### What is needed
Leave out the pictures and repeat everything else in the records exactly.

>> begin Records shown

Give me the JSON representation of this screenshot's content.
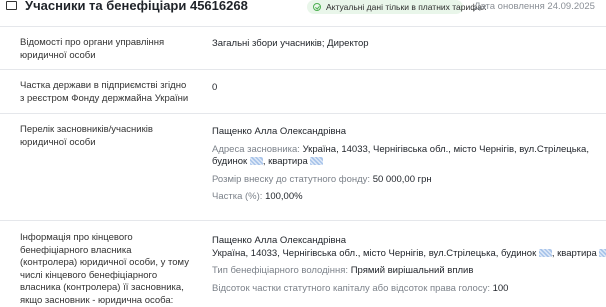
{
  "header": {
    "title": "Учасники та бенефіціари 45616268",
    "badge": "Актуальні дані тільки в платних тарифах",
    "updated": "Дата оновлення 24.09.2025"
  },
  "rows": {
    "governance": {
      "label": "Відомості про органи управління юридичної особи",
      "value": "Загальні збори учасників; Директор"
    },
    "state_share": {
      "label": "Частка держави в підприємстві згідно з реєстром Фонду держмайна України",
      "value": "0"
    },
    "founders": {
      "label": "Перелік засновників/учасників юридичної особи",
      "name": "Пащенко Алла Олександрівна",
      "address_label": "Адреса засновника:",
      "address_line1": "Україна, 14033, Чернігівська обл., місто Чернігів, вул.Стрілецька,",
      "address_line2_prefix": "будинок",
      "address_line2_mid": ", квартира",
      "capital_label": "Розмір внеску до статутного фонду:",
      "capital_value": "50 000,00 грн",
      "share_label": "Частка (%):",
      "share_value": "100,00%"
    },
    "beneficiary": {
      "label": "Інформація про кінцевого бенефіціарного власника (контролера) юридичної особи, у тому числі кінцевого бенефіціарного власника (контролера) її засновника, якщо засновник - юридична особа:",
      "name": "Пащенко Алла Олександрівна",
      "address_prefix": "Україна, 14033, Чернігівська обл., місто Чернігів, вул.Стрілецька, будинок",
      "address_mid": ", квартира",
      "type_label": "Тип бенефіціарного володіння:",
      "type_value": "Прямий вирішальний вплив",
      "percent_label": "Відсоток частки статутного капіталу або відсоток права голосу:",
      "percent_value": "100"
    }
  },
  "colors": {
    "badge_bg": "#e9f6ea",
    "badge_icon": "#4caf50",
    "masked_value": "#a8c4ea"
  }
}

>> end Records shown

### Completed exercise
Give me the JSON representation of this screenshot's content.
{
  "header": {
    "title": "Учасники та бенефіціари 45616268",
    "badge": "Актуальні дані тільки в платних тарифах",
    "updated": "Дата оновлення 24.09.2025"
  },
  "rows": {
    "governance": {
      "label": "Відомості про органи управління юридичної особи",
      "value": "Загальні збори учасників; Директор"
    },
    "state_share": {
      "label": "Частка держави в підприємстві згідно з реєстром Фонду держмайна України",
      "value": "0"
    },
    "founders": {
      "label": "Перелік засновників/учасників юридичної особи",
      "name": "Пащенко Алла Олександрівна",
      "address_label": "Адреса засновника:",
      "address_line1": "Україна, 14033, Чернігівська обл., місто Чернігів, вул.Стрілецька,",
      "address_line2_prefix": "будинок",
      "address_line2_mid": ", квартира",
      "capital_label": "Розмір внеску до статутного фонду:",
      "capital_value": "50 000,00 грн",
      "share_label": "Частка (%):",
      "share_value": "100,00%"
    },
    "beneficiary": {
      "label": "Інформація про кінцевого бенефіціарного власника (контролера) юридичної особи, у тому числі кінцевого бенефіціарного власника (контролера) її засновника, якщо засновник - юридична особа:",
      "name": "Пащенко Алла Олександрівна",
      "address_prefix": "Україна, 14033, Чернігівська обл., місто Чернігів, вул.Стрілецька, будинок",
      "address_mid": ", квартира",
      "type_label": "Тип бенефіціарного володіння:",
      "type_value": "Прямий вирішальний вплив",
      "percent_label": "Відсоток частки статутного капіталу або відсоток права голосу:",
      "percent_value": "100"
    }
  },
  "colors": {
    "badge_bg": "#e9f6ea",
    "badge_icon": "#4caf50",
    "masked_value": "#a8c4ea"
  }
}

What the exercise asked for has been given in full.